» Task requirements:
All lines in which the word "Sint" occurs are to be extracted.

» Exercise input:
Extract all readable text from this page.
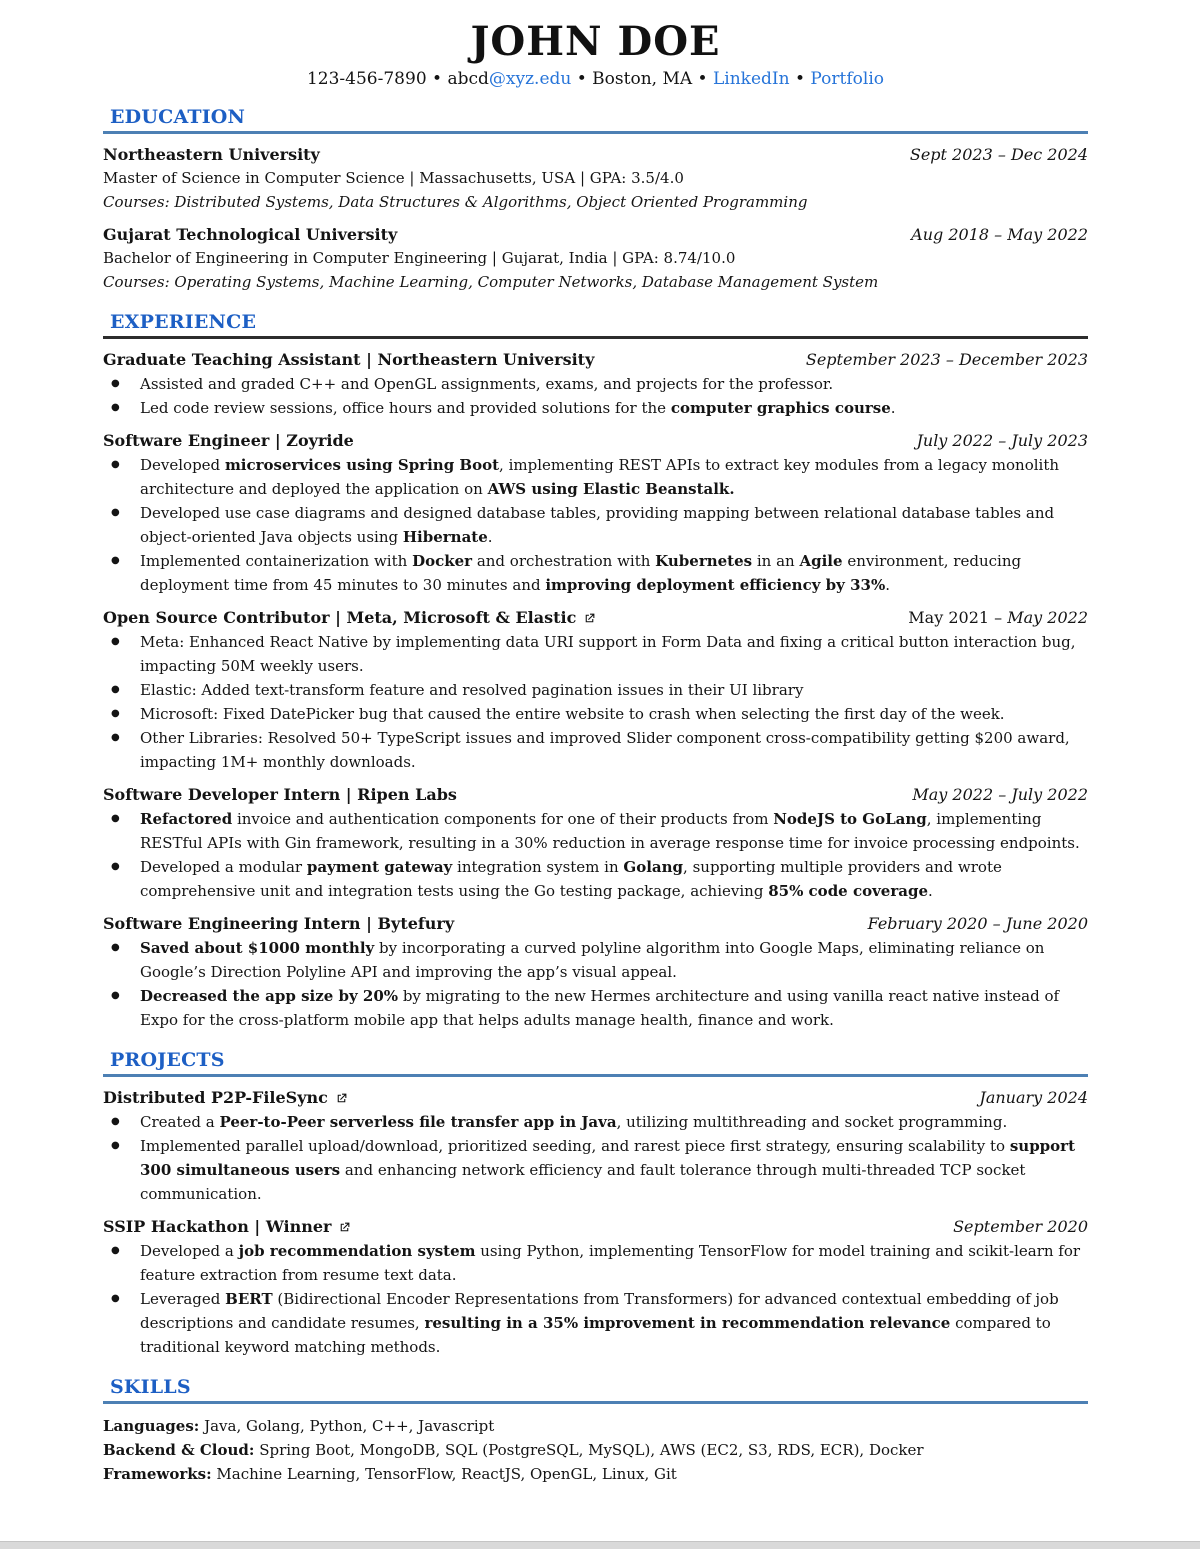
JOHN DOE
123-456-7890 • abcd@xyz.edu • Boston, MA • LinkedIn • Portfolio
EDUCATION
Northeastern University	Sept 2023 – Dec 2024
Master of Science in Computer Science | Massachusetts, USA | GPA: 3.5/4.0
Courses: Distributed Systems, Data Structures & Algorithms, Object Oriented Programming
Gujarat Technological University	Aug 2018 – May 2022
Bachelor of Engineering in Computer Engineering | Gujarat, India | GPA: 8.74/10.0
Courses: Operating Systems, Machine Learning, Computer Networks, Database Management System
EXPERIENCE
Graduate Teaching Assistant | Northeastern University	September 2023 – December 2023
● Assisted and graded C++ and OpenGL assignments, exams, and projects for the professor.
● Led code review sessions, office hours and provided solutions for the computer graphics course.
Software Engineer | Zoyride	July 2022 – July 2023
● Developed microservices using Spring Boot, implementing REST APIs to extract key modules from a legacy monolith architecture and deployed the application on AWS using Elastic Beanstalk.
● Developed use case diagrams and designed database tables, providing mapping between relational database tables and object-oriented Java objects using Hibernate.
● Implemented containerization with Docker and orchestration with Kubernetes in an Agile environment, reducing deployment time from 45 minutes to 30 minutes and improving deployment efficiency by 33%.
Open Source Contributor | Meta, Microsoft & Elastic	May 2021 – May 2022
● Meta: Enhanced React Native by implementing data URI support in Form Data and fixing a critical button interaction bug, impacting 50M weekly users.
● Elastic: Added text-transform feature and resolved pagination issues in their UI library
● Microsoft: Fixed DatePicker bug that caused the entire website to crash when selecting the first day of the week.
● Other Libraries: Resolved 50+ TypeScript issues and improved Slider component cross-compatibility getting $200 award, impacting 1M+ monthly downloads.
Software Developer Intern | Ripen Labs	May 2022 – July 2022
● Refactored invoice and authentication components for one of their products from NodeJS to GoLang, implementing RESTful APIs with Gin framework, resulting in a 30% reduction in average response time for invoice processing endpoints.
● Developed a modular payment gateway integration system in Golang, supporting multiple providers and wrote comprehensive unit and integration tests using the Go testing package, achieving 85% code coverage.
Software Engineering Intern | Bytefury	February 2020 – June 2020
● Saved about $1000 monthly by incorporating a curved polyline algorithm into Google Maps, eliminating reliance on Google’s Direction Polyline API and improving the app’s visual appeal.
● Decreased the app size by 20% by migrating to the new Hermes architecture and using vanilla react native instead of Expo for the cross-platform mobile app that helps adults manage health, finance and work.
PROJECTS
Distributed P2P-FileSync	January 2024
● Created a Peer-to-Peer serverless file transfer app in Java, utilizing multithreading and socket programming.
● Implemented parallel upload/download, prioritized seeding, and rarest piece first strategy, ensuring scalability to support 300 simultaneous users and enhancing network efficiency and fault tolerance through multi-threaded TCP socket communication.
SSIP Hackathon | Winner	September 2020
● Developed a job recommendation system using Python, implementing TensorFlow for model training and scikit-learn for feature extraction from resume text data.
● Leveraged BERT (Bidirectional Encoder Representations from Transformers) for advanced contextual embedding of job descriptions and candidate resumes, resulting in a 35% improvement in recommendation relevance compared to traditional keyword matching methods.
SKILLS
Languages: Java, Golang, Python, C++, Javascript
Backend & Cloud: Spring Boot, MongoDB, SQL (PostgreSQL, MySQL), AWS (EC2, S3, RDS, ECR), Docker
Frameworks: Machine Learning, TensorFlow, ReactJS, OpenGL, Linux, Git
==
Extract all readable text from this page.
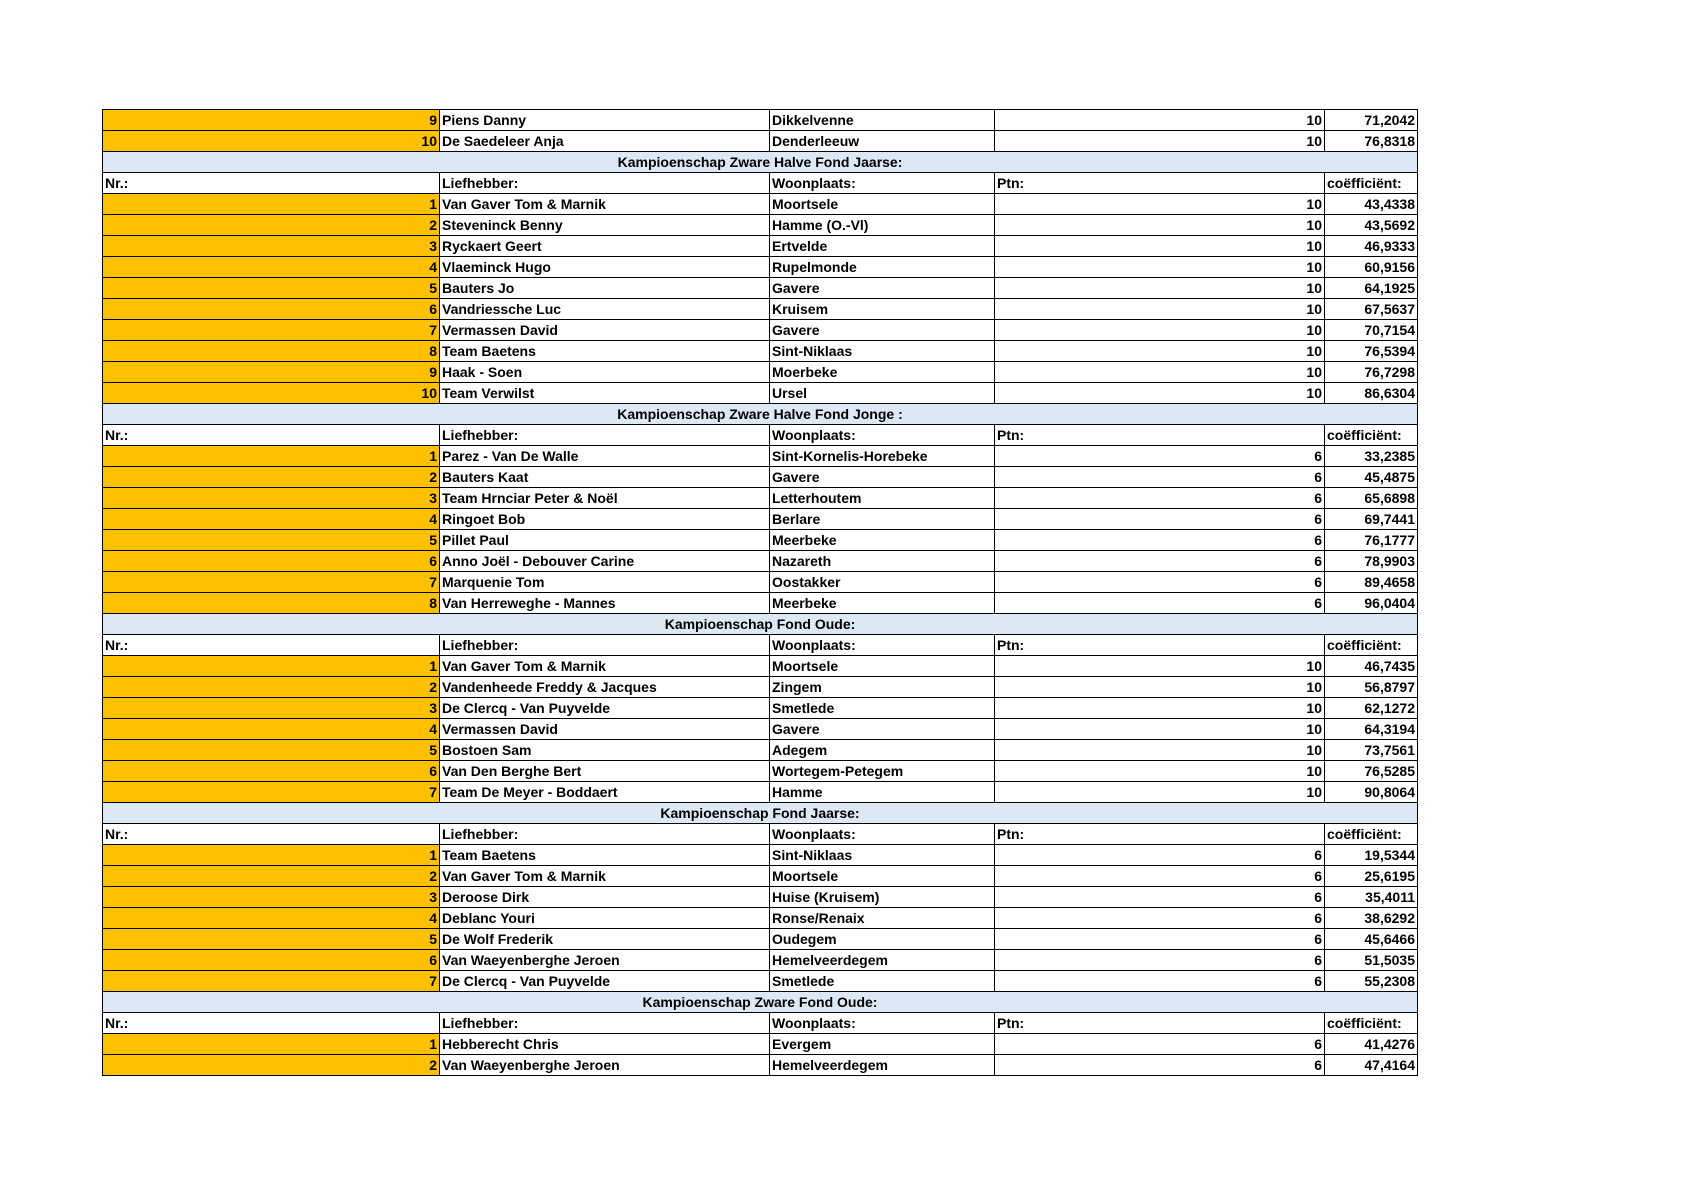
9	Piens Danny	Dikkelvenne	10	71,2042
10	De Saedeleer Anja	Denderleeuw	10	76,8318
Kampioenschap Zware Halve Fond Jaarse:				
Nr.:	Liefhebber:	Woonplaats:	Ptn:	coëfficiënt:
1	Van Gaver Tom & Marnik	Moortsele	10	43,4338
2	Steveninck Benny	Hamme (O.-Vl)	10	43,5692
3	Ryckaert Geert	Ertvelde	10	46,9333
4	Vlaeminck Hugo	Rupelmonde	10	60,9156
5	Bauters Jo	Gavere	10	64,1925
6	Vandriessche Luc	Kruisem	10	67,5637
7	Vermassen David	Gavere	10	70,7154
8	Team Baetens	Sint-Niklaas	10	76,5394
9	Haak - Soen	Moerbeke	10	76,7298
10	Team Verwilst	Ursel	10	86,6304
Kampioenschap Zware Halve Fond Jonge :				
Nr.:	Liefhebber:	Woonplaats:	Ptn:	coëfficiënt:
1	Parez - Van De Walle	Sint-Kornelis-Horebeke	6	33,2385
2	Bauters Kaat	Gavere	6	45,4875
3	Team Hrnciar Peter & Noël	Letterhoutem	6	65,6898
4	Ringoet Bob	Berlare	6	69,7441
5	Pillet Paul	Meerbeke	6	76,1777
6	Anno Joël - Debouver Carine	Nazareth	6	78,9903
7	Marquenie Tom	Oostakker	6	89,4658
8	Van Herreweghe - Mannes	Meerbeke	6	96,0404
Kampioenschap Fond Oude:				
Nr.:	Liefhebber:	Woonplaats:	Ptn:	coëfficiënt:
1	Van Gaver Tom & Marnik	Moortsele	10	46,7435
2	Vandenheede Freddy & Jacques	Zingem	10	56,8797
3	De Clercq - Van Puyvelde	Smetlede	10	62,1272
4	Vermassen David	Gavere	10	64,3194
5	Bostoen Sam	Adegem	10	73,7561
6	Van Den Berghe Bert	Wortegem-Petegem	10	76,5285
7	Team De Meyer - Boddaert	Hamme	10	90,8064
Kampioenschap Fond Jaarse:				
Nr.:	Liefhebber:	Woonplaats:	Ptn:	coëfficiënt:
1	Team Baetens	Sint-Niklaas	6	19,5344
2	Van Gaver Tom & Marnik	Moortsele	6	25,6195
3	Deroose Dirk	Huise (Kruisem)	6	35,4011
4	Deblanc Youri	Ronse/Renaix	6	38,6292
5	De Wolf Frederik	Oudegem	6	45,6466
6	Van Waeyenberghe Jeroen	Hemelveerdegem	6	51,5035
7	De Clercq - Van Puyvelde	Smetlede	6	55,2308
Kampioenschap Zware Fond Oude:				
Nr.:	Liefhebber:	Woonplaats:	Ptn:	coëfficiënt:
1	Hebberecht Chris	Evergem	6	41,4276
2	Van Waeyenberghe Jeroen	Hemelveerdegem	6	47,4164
...
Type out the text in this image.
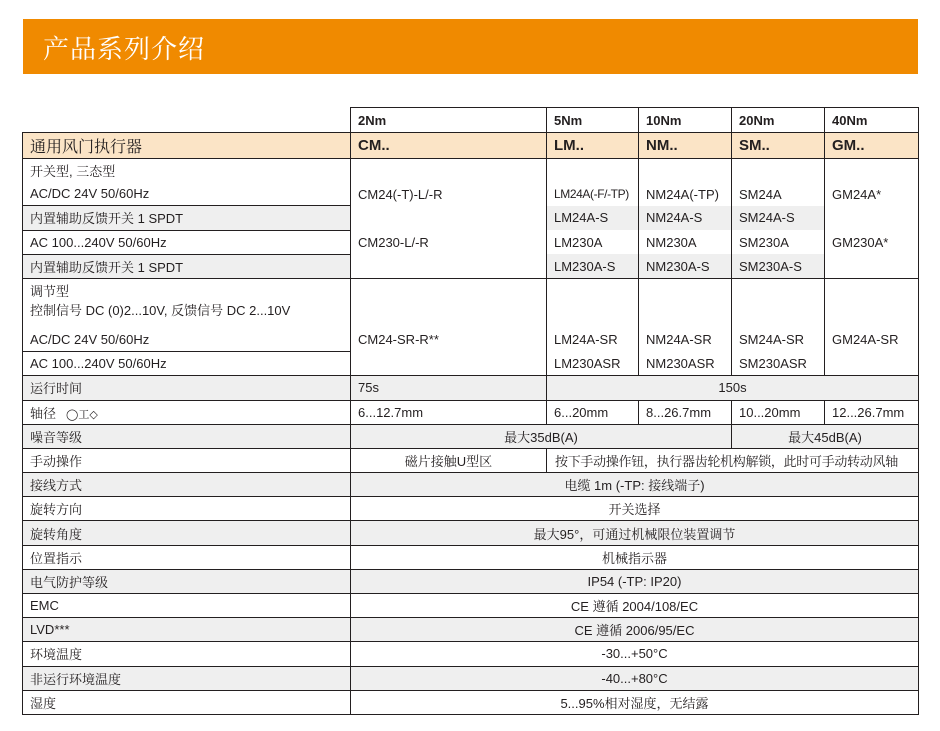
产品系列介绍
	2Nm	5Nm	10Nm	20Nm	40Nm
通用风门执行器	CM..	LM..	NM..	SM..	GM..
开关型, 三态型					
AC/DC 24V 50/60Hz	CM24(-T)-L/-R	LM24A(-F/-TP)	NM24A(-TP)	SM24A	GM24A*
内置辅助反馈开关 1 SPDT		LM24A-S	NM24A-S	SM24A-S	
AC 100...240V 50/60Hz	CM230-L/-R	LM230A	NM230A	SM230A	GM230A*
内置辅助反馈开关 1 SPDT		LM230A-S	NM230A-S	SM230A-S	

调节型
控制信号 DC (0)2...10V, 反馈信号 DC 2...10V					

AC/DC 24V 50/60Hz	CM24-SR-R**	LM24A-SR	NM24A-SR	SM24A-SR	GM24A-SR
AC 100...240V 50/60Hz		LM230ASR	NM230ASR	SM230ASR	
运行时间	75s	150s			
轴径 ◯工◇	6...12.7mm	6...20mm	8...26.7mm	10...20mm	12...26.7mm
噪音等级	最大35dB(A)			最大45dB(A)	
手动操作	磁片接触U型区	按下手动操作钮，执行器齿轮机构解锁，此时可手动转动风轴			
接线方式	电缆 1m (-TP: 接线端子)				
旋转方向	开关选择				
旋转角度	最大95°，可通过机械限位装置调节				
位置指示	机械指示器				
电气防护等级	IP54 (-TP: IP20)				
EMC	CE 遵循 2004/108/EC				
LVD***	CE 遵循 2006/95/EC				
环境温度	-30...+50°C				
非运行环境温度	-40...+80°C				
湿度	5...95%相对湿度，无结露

» Exercise response:
8	Team Baetens	Sint-Niklaas	10	76,5394
1	Parez - Van De Walle	Sint-Kornelis-Horebeke	6	33,2385
1	Team Baetens	Sint-Niklaas	6	19,5344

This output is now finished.